++++ GIVEN DATA ++++

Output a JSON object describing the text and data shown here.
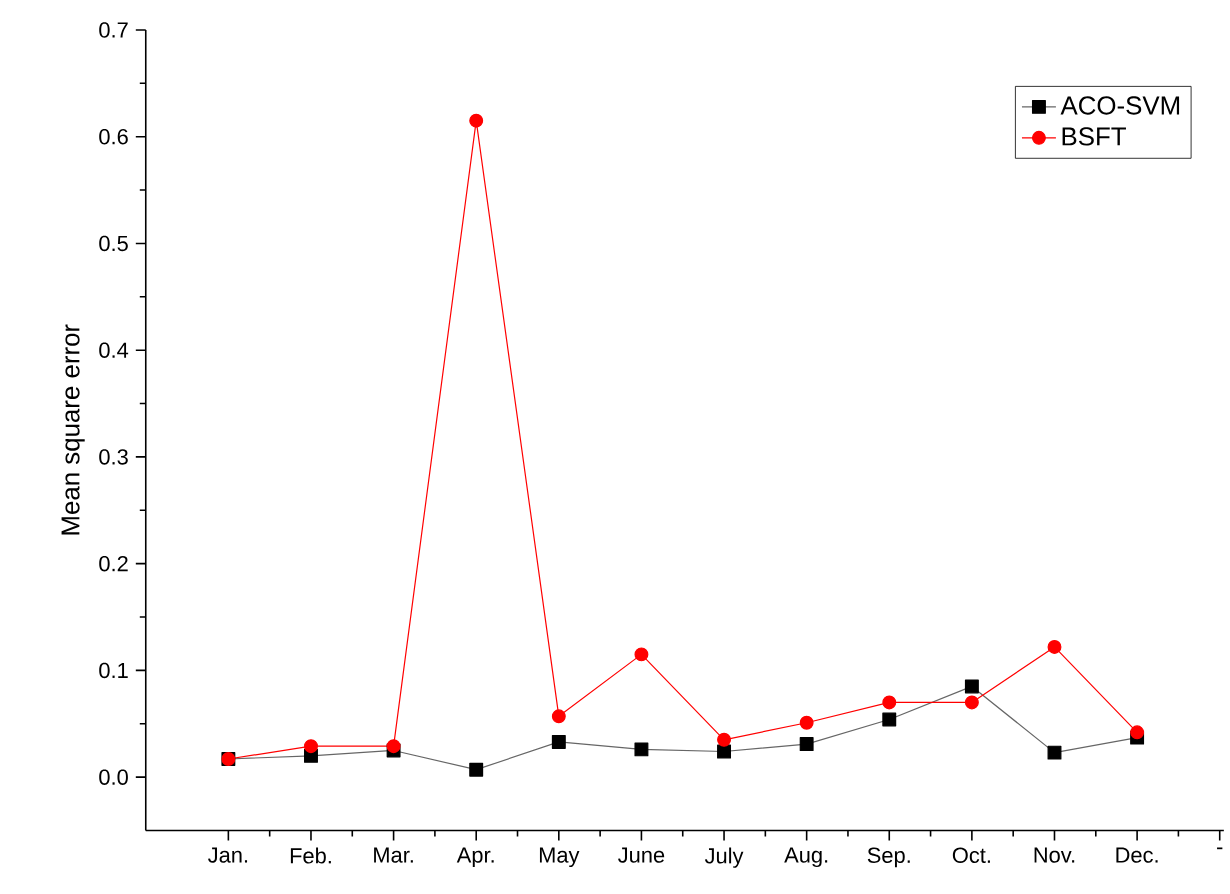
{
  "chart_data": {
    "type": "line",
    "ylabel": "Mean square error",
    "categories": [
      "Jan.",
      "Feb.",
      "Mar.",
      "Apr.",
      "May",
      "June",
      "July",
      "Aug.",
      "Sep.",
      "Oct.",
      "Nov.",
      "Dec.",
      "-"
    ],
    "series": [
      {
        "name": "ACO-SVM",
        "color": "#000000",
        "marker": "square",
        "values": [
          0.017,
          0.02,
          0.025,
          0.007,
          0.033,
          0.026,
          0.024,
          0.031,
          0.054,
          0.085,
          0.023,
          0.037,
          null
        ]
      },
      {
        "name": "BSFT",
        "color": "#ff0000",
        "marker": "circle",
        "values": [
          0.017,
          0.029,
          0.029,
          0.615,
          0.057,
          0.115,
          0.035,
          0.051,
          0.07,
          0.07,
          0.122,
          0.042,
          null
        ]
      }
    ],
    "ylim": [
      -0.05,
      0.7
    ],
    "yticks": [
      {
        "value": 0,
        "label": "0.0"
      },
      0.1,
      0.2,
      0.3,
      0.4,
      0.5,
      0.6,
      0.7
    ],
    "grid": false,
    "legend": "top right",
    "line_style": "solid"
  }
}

++++

TASK DESCRIPTION:
Write out all the entries again, word for word, and print no images.

WORKED SOLUTION:
Output a JSON object describing the text and data shown here.
{
  "chart_data": {
    "type": "line",
    "ylabel": "Mean square error",
    "categories": [
      "Jan.",
      "Feb.",
      "Mar.",
      "Apr.",
      "May",
      "June",
      "July",
      "Aug.",
      "Sep.",
      "Oct.",
      "Nov.",
      "Dec.",
      "-"
    ],
    "series": [
      {
        "name": "ACO-SVM",
        "color": "#000000",
        "marker": "square",
        "values": [
          0.017,
          0.02,
          0.025,
          0.007,
          0.033,
          0.026,
          0.024,
          0.031,
          0.054,
          0.085,
          0.023,
          0.037,
          null
        ]
      },
      {
        "name": "BSFT",
        "color": "#ff0000",
        "marker": "circle",
        "values": [
          0.017,
          0.029,
          0.029,
          0.615,
          0.057,
          0.115,
          0.035,
          0.051,
          0.07,
          0.07,
          0.122,
          0.042,
          null
        ]
      }
    ],
    "ylim": [
      -0.05,
      0.7
    ],
    "yticks": [
      {
        "value": 0,
        "label": "0.0"
      },
      0.1,
      0.2,
      0.3,
      0.4,
      0.5,
      0.6,
      0.7
    ],
    "grid": false,
    "legend": "top right",
    "line_style": "solid"
  }
}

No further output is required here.